══ WORKING DATA

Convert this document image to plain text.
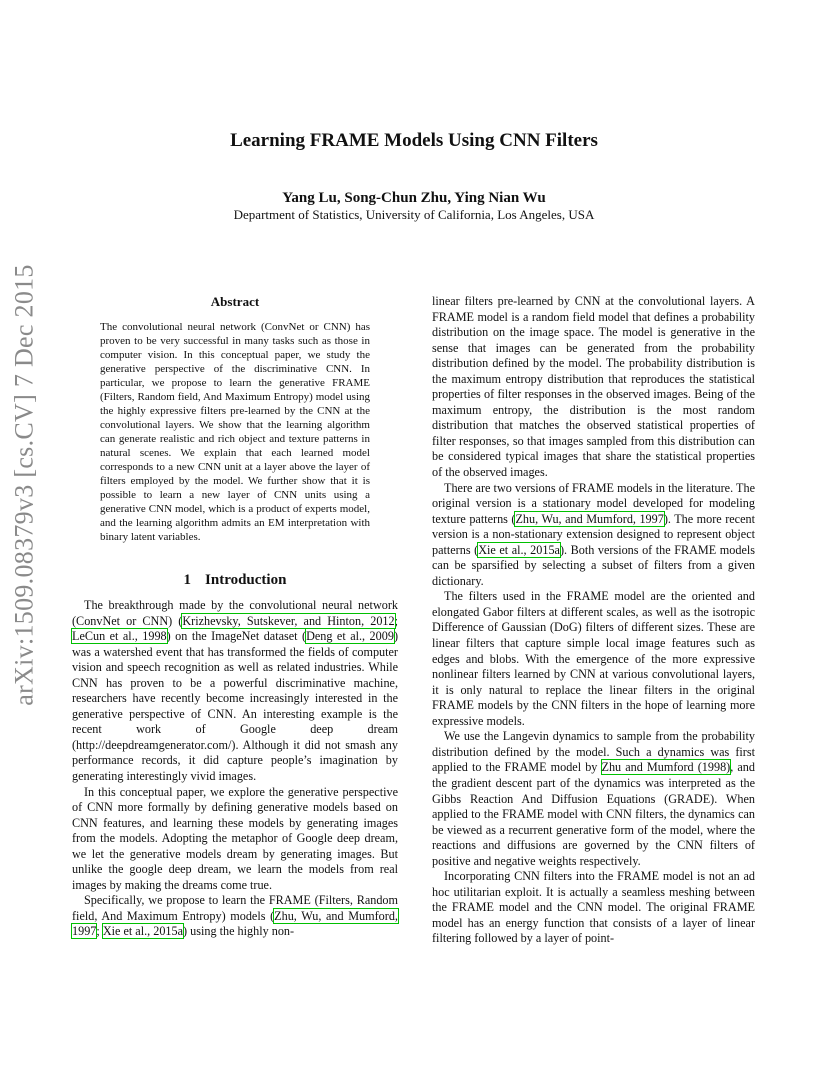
arXiv:1509.08379v3 [cs.CV] 7 Dec 2015
Learning FRAME Models Using CNN Filters
Yang Lu, Song-Chun Zhu, Ying Nian Wu
Department of Statistics, University of California, Los Angeles, USA
Abstract
The convolutional neural network (ConvNet or CNN) has proven to be very successful in many tasks such as those in computer vision. In this conceptual paper, we study the generative perspective of the discriminative CNN. In particular, we propose to learn the generative FRAME (Filters, Random field, And Maximum Entropy) model using the highly expressive filters pre-learned by the CNN at the convolutional layers. We show that the learning algorithm can generate realistic and rich object and texture patterns in natural scenes. We explain that each learned model corresponds to a new CNN unit at a layer above the layer of filters employed by the model. We further show that it is possible to learn a new layer of CNN units using a generative CNN model, which is a product of experts model, and the learning algorithm admits an EM interpretation with binary latent variables.
1 Introduction

The breakthrough made by the convolutional neural network (ConvNet or CNN) (Krizhevsky, Sutskever, and Hinton, 2012; LeCun et al., 1998) on the ImageNet dataset (Deng et al., 2009) was a watershed event that has transformed the fields of computer vision and speech recognition as well as related industries. While CNN has proven to be a powerful discriminative machine, researchers have recently become increasingly interested in the generative perspective of CNN. An interesting example is the recent work of Google deep dream (http://deepdreamgenerator.com/). Although it did not smash any performance records, it did capture people’s imagination by generating interestingly vivid images.

In this conceptual paper, we explore the generative perspective of CNN more formally by defining generative models based on CNN features, and learning these models by generating images from the models. Adopting the metaphor of Google deep dream, we let the generative models dream by generating images. But unlike the google deep dream, we learn the models from real images by making the dreams come true.

Specifically, we propose to learn the FRAME (Filters, Random field, And Maximum Entropy) models (Zhu, Wu, and Mumford, 1997; Xie et al., 2015a) using the highly non-

linear filters pre-learned by CNN at the convolutional layers. A FRAME model is a random field model that defines a probability distribution on the image space. The model is generative in the sense that images can be generated from the probability distribution defined by the model. The probability distribution is the maximum entropy distribution that reproduces the statistical properties of filter responses in the observed images. Being of the maximum entropy, the distribution is the most random distribution that matches the observed statistical properties of filter responses, so that images sampled from this distribution can be considered typical images that share the statistical properties of the observed images.

There are two versions of FRAME models in the literature. The original version is a stationary model developed for modeling texture patterns (Zhu, Wu, and Mumford, 1997). The more recent version is a non-stationary extension designed to represent object patterns (Xie et al., 2015a). Both versions of the FRAME models can be sparsified by selecting a subset of filters from a given dictionary.

The filters used in the FRAME model are the oriented and elongated Gabor filters at different scales, as well as the isotropic Difference of Gaussian (DoG) filters of different sizes. These are linear filters that capture simple local image features such as edges and blobs. With the emergence of the more expressive nonlinear filters learned by CNN at various convolutional layers, it is only natural to replace the linear filters in the original FRAME models by the CNN filters in the hope of learning more expressive models.

We use the Langevin dynamics to sample from the probability distribution defined by the model. Such a dynamics was first applied to the FRAME model by Zhu and Mumford (1998), and the gradient descent part of the dynamics was interpreted as the Gibbs Reaction And Diffusion Equations (GRADE). When applied to the FRAME model with CNN filters, the dynamics can be viewed as a recurrent generative form of the model, where the reactions and diffusions are governed by the CNN filters of positive and negative weights respectively.

Incorporating CNN filters into the FRAME model is not an ad hoc utilitarian exploit. It is actually a seamless meshing between the FRAME model and the CNN model. The original FRAME model has an energy function that consists of a layer of linear filtering followed by a layer of point-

════

*WHAT TO PRODUCE:*
Print out the whole of the material word for word, without pictures.

*OUTPUT OF THE EXERCISE:*
Convert this document image to plain text.
arXiv:1509.08379v3 [cs.CV] 7 Dec 2015
Learning FRAME Models Using CNN Filters
Yang Lu, Song-Chun Zhu, Ying Nian Wu
Department of Statistics, University of California, Los Angeles, USA
Abstract
The convolutional neural network (ConvNet or CNN) has proven to be very successful in many tasks such as those in computer vision. In this conceptual paper, we study the generative perspective of the discriminative CNN. In particular, we propose to learn the generative FRAME (Filters, Random field, And Maximum Entropy) model using the highly expressive filters pre-learned by the CNN at the convolutional layers. We show that the learning algorithm can generate realistic and rich object and texture patterns in natural scenes. We explain that each learned model corresponds to a new CNN unit at a layer above the layer of filters employed by the model. We further show that it is possible to learn a new layer of CNN units using a generative CNN model, which is a product of experts model, and the learning algorithm admits an EM interpretation with binary latent variables.
1 Introduction

The breakthrough made by the convolutional neural network (ConvNet or CNN) (Krizhevsky, Sutskever, and Hinton, 2012; LeCun et al., 1998) on the ImageNet dataset (Deng et al., 2009) was a watershed event that has transformed the fields of computer vision and speech recognition as well as related industries. While CNN has proven to be a powerful discriminative machine, researchers have recently become increasingly interested in the generative perspective of CNN. An interesting example is the recent work of Google deep dream (http://deepdreamgenerator.com/). Although it did not smash any performance records, it did capture people’s imagination by generating interestingly vivid images.

In this conceptual paper, we explore the generative perspective of CNN more formally by defining generative models based on CNN features, and learning these models by generating images from the models. Adopting the metaphor of Google deep dream, we let the generative models dream by generating images. But unlike the google deep dream, we learn the models from real images by making the dreams come true.

Specifically, we propose to learn the FRAME (Filters, Random field, And Maximum Entropy) models (Zhu, Wu, and Mumford, 1997; Xie et al., 2015a) using the highly non-

linear filters pre-learned by CNN at the convolutional layers. A FRAME model is a random field model that defines a probability distribution on the image space. The model is generative in the sense that images can be generated from the probability distribution defined by the model. The probability distribution is the maximum entropy distribution that reproduces the statistical properties of filter responses in the observed images. Being of the maximum entropy, the distribution is the most random distribution that matches the observed statistical properties of filter responses, so that images sampled from this distribution can be considered typical images that share the statistical properties of the observed images.

There are two versions of FRAME models in the literature. The original version is a stationary model developed for modeling texture patterns (Zhu, Wu, and Mumford, 1997). The more recent version is a non-stationary extension designed to represent object patterns (Xie et al., 2015a). Both versions of the FRAME models can be sparsified by selecting a subset of filters from a given dictionary.

The filters used in the FRAME model are the oriented and elongated Gabor filters at different scales, as well as the isotropic Difference of Gaussian (DoG) filters of different sizes. These are linear filters that capture simple local image features such as edges and blobs. With the emergence of the more expressive nonlinear filters learned by CNN at various convolutional layers, it is only natural to replace the linear filters in the original FRAME models by the CNN filters in the hope of learning more expressive models.

We use the Langevin dynamics to sample from the probability distribution defined by the model. Such a dynamics was first applied to the FRAME model by Zhu and Mumford (1998), and the gradient descent part of the dynamics was interpreted as the Gibbs Reaction And Diffusion Equations (GRADE). When applied to the FRAME model with CNN filters, the dynamics can be viewed as a recurrent generative form of the model, where the reactions and diffusions are governed by the CNN filters of positive and negative weights respectively.

Incorporating CNN filters into the FRAME model is not an ad hoc utilitarian exploit. It is actually a seamless meshing between the FRAME model and the CNN model. The original FRAME model has an energy function that consists of a layer of linear filtering followed by a layer of point-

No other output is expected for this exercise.